_Dataset entries on figures:_
----

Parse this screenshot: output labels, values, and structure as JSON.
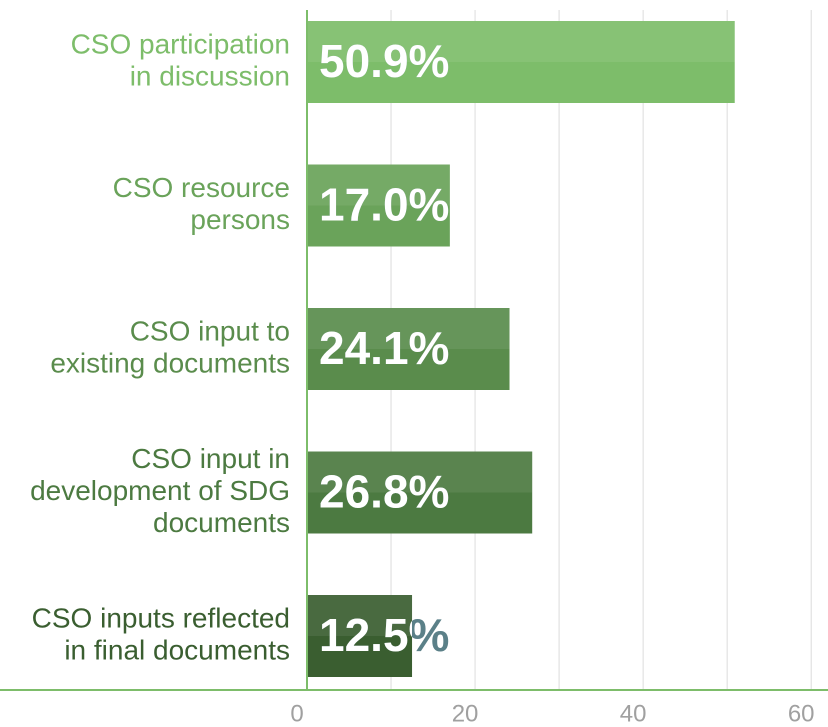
{
  "chart_data": {
    "type": "barh",
    "categories": [
      [
        "CSO participation",
        "in discussion"
      ],
      [
        "CSO resource",
        "persons"
      ],
      [
        "CSO input to",
        "existing documents"
      ],
      [
        "CSO input in",
        "development of SDG",
        "documents"
      ],
      [
        "CSO inputs reflected",
        "in final documents"
      ]
    ],
    "values": [
      50.9,
      17.0,
      24.1,
      26.8,
      12.5
    ],
    "value_labels": [
      "50.9%",
      "17.0%",
      "24.1%",
      "26.8%",
      "12.5%"
    ],
    "colors": [
      "#7dbd6a",
      "#6aa35a",
      "#5a8c4c",
      "#4c7a41",
      "#3a5e30"
    ],
    "overflow_label_color": "#5b8088",
    "xlim": [
      0,
      62
    ],
    "xticks": [
      0,
      20,
      40,
      60
    ],
    "minor_grid": [
      10,
      30,
      50
    ],
    "grid": true
  }
}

----

_Exercise:_ Each record above is to be restated exactly, with its pictures removed from the copy.

_Result of the task:_
Parse this screenshot: output labels, values, and structure as JSON.
{
  "chart_data": {
    "type": "barh",
    "categories": [
      [
        "CSO participation",
        "in discussion"
      ],
      [
        "CSO resource",
        "persons"
      ],
      [
        "CSO input to",
        "existing documents"
      ],
      [
        "CSO input in",
        "development of SDG",
        "documents"
      ],
      [
        "CSO inputs reflected",
        "in final documents"
      ]
    ],
    "values": [
      50.9,
      17.0,
      24.1,
      26.8,
      12.5
    ],
    "value_labels": [
      "50.9%",
      "17.0%",
      "24.1%",
      "26.8%",
      "12.5%"
    ],
    "colors": [
      "#7dbd6a",
      "#6aa35a",
      "#5a8c4c",
      "#4c7a41",
      "#3a5e30"
    ],
    "overflow_label_color": "#5b8088",
    "xlim": [
      0,
      62
    ],
    "xticks": [
      0,
      20,
      40,
      60
    ],
    "minor_grid": [
      10,
      30,
      50
    ],
    "grid": true
  }
}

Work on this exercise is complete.